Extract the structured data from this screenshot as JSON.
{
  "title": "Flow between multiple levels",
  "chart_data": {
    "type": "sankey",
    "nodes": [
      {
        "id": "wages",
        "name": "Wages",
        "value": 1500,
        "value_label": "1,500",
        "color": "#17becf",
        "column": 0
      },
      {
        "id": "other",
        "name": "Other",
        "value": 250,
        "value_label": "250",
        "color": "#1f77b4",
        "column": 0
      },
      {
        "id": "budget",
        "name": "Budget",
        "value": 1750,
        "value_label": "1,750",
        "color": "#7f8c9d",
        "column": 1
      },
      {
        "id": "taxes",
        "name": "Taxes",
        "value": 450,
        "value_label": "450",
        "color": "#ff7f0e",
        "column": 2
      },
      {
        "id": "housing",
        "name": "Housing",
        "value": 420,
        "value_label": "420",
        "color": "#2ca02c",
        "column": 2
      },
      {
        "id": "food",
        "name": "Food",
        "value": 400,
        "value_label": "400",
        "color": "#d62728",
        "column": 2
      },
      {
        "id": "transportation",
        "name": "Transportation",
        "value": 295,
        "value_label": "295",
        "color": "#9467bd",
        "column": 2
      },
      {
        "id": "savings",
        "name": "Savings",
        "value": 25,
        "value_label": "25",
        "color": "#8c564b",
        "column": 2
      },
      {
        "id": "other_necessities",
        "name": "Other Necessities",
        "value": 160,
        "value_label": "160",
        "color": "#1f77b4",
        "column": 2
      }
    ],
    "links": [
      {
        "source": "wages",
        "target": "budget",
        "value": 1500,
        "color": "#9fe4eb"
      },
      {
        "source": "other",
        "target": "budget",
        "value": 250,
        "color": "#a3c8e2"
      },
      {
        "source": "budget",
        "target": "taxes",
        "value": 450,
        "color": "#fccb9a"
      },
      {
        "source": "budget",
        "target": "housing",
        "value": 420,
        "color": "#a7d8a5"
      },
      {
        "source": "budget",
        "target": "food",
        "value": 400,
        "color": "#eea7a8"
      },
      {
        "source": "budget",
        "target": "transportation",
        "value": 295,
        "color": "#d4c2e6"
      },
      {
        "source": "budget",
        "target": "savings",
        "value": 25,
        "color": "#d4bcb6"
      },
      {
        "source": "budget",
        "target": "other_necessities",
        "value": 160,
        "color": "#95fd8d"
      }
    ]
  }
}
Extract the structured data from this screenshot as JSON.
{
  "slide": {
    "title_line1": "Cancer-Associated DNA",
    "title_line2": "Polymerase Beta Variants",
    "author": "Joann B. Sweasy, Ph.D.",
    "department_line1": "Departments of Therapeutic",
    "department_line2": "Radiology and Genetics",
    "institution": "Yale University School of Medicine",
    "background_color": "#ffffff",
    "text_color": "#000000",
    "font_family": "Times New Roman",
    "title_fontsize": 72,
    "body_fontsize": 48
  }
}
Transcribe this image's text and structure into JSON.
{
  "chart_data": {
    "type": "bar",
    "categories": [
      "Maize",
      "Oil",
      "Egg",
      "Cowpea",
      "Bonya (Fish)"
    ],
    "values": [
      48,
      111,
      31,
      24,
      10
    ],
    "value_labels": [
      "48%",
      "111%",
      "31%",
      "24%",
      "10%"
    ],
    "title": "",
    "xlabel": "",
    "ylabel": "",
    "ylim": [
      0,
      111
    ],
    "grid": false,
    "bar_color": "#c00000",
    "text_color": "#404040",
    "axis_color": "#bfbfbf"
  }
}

*Set problem*:
Everything from the line containing "Transcribe this image's" to the end of the records must be written out exactly; include both of those lines and no others.

*Reply to the exercise*:
Transcribe this image's text and structure into JSON.
{
  "chart_data": {
    "type": "bar",
    "categories": [
      "Maize",
      "Oil",
      "Egg",
      "Cowpea",
      "Bonya (Fish)"
    ],
    "values": [
      48,
      111,
      31,
      24,
      10
    ],
    "value_labels": [
      "48%",
      "111%",
      "31%",
      "24%",
      "10%"
    ],
    "title": "",
    "xlabel": "",
    "ylabel": "",
    "ylim": [
      0,
      111
    ],
    "grid": false,
    "bar_color": "#c00000",
    "text_color": "#404040",
    "axis_color": "#bfbfbf"
  }
}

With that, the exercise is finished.